Stated exercise:
Review the material line by line. Identify and copy every line that contains the string "Sabtu".

━━ Records for this task ━━

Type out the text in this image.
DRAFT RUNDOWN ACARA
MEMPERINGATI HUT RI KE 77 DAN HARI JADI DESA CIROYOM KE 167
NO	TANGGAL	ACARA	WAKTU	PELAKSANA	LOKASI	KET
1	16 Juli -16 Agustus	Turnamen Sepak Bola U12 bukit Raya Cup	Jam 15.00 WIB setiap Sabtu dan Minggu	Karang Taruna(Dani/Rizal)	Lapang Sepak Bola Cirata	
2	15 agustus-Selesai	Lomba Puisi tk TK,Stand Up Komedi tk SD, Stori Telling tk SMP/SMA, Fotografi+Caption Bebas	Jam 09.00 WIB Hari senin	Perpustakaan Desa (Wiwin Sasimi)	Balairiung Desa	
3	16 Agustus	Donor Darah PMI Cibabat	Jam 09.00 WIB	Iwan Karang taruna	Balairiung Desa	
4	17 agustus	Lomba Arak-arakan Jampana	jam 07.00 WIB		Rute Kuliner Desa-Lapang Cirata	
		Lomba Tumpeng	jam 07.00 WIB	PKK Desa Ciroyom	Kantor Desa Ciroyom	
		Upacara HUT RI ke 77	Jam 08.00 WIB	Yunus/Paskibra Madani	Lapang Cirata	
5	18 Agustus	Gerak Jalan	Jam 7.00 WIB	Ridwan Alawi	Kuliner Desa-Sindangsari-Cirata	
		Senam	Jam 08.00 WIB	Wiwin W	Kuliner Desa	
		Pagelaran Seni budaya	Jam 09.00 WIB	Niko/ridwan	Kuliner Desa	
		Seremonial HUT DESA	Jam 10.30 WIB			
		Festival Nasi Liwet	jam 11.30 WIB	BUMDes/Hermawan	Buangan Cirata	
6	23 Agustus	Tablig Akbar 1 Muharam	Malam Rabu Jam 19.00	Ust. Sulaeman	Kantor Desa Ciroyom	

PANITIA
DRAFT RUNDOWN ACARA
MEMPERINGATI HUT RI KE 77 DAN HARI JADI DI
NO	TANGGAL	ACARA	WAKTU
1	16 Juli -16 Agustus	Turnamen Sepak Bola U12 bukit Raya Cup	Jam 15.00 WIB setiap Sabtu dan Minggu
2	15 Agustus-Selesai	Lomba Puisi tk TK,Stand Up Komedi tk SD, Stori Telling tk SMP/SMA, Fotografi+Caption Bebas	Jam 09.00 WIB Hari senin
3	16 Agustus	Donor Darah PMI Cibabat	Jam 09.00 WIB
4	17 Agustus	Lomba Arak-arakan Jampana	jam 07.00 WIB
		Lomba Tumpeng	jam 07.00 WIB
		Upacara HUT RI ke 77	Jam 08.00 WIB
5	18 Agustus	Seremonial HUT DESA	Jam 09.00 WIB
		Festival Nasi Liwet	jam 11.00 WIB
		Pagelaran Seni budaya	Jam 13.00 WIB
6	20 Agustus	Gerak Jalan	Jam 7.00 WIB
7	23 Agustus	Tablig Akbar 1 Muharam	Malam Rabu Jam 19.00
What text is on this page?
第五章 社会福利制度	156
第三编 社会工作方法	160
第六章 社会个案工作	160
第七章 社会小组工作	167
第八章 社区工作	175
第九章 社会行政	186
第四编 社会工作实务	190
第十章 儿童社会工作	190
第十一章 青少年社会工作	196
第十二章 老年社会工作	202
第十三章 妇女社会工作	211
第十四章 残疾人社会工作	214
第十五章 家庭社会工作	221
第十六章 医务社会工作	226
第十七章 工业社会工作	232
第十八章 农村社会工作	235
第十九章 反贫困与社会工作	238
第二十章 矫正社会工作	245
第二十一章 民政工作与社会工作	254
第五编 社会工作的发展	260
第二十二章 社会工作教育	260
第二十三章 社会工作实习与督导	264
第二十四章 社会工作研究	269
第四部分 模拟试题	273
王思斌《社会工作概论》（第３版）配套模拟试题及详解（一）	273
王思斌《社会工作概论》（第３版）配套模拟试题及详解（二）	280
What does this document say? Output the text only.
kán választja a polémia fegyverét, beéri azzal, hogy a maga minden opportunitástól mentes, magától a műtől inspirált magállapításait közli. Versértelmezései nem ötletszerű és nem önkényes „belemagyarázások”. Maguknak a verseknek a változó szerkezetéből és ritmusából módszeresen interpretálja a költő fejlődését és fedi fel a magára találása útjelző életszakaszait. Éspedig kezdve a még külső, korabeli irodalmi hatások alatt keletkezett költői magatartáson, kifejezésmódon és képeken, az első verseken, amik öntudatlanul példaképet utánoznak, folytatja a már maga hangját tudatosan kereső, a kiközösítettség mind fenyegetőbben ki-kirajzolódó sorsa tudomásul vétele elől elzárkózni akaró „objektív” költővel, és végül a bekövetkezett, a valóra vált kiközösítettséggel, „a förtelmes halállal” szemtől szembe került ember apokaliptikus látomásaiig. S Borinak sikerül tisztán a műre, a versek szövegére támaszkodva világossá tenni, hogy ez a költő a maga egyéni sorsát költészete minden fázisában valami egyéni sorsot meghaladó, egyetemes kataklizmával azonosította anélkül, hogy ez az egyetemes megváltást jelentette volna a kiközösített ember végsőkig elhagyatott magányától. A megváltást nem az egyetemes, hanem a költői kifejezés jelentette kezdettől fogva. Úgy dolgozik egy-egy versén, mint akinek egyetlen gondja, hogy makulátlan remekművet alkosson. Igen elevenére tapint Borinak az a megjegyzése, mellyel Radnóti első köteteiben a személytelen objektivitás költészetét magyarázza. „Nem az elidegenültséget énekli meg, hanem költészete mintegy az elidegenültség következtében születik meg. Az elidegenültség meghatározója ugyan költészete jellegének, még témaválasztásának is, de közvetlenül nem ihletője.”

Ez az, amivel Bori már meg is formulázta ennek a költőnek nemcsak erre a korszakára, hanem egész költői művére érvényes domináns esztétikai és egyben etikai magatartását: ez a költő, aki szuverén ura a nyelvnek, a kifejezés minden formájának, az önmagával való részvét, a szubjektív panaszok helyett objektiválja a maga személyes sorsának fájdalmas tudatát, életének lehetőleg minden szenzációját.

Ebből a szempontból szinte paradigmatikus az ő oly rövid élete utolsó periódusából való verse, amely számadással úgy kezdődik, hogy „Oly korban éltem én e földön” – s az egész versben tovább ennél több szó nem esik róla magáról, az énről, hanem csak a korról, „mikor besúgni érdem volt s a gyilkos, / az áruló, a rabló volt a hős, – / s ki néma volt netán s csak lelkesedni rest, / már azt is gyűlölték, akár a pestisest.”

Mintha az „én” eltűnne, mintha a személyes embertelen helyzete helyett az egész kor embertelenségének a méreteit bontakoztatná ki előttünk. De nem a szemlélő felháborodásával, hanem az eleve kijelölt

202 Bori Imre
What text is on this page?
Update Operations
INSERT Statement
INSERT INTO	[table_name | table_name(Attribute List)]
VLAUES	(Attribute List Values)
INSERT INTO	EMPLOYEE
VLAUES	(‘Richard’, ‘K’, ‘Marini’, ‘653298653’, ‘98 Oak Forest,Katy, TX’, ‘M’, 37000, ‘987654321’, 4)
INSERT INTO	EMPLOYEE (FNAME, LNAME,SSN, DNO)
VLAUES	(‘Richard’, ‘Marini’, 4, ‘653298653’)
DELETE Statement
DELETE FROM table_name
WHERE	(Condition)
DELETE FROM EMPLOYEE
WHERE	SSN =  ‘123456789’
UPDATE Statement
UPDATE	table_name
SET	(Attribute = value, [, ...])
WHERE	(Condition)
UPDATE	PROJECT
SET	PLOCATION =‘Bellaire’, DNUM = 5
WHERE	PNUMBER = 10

━━━

Task output:
1	16 Juli -16 Agustus	Turnamen Sepak Bola U12 bukit Raya Cup	Jam 15.00 WIB setiap Sabtu dan Minggu	Karang Taruna(Dani/Rizal)	Lapang Sepak Bola Cirata	
1	16 Juli -16 Agustus	Turnamen Sepak Bola U12 bukit Raya Cup	Jam 15.00 WIB setiap Sabtu dan Minggu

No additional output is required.